### [Aim]
Copy out all the lines exactly. Omit pictures.

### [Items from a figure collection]
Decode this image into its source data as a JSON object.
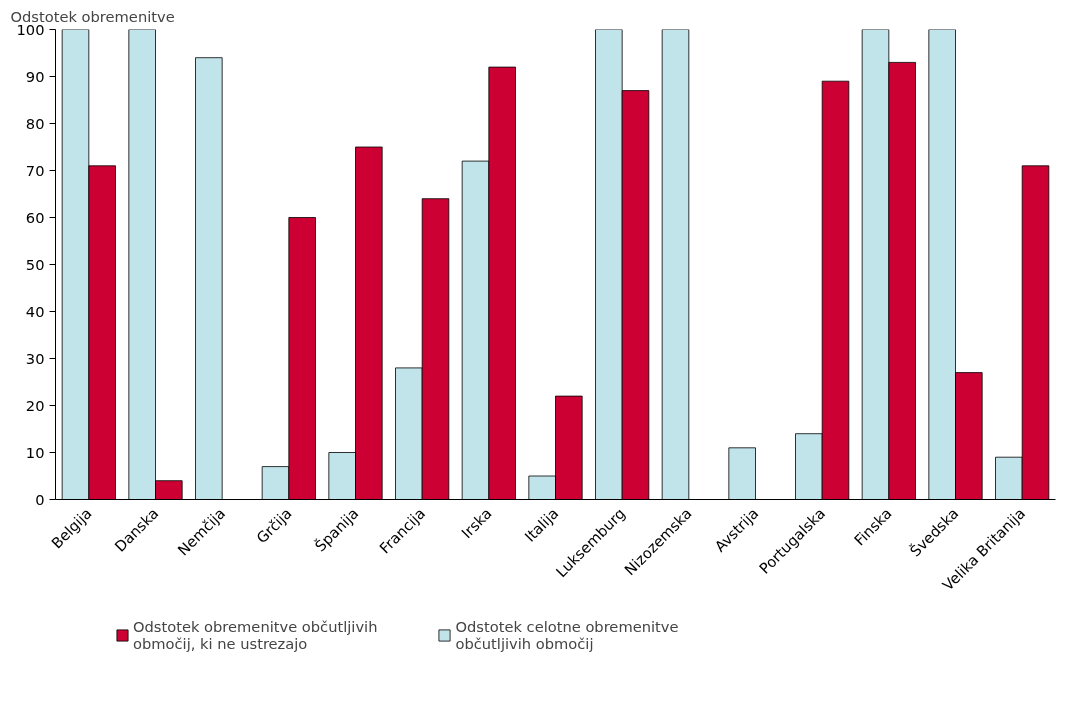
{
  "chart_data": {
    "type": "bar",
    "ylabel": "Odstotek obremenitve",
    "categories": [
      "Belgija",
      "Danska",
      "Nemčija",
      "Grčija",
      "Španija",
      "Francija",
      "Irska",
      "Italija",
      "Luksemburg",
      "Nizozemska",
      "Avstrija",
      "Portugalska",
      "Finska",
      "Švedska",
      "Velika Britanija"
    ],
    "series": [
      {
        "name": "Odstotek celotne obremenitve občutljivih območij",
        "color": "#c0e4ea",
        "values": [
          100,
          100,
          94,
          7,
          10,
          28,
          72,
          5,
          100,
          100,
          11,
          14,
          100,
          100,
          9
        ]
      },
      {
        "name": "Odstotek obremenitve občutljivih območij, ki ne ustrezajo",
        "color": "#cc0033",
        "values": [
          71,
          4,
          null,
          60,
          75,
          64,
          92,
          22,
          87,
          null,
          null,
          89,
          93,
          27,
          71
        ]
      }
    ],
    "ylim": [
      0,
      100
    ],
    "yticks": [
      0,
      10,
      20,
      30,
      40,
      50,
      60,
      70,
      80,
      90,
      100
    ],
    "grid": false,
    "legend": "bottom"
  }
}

### [Result]
Decode this image into its source data as a JSON object.
{
  "chart_data": {
    "type": "bar",
    "ylabel": "Odstotek obremenitve",
    "categories": [
      "Belgija",
      "Danska",
      "Nemčija",
      "Grčija",
      "Španija",
      "Francija",
      "Irska",
      "Italija",
      "Luksemburg",
      "Nizozemska",
      "Avstrija",
      "Portugalska",
      "Finska",
      "Švedska",
      "Velika Britanija"
    ],
    "series": [
      {
        "name": "Odstotek celotne obremenitve občutljivih območij",
        "color": "#c0e4ea",
        "values": [
          100,
          100,
          94,
          7,
          10,
          28,
          72,
          5,
          100,
          100,
          11,
          14,
          100,
          100,
          9
        ]
      },
      {
        "name": "Odstotek obremenitve občutljivih območij, ki ne ustrezajo",
        "color": "#cc0033",
        "values": [
          71,
          4,
          null,
          60,
          75,
          64,
          92,
          22,
          87,
          null,
          null,
          89,
          93,
          27,
          71
        ]
      }
    ],
    "ylim": [
      0,
      100
    ],
    "yticks": [
      0,
      10,
      20,
      30,
      40,
      50,
      60,
      70,
      80,
      90,
      100
    ],
    "grid": false,
    "legend": "bottom"
  }
}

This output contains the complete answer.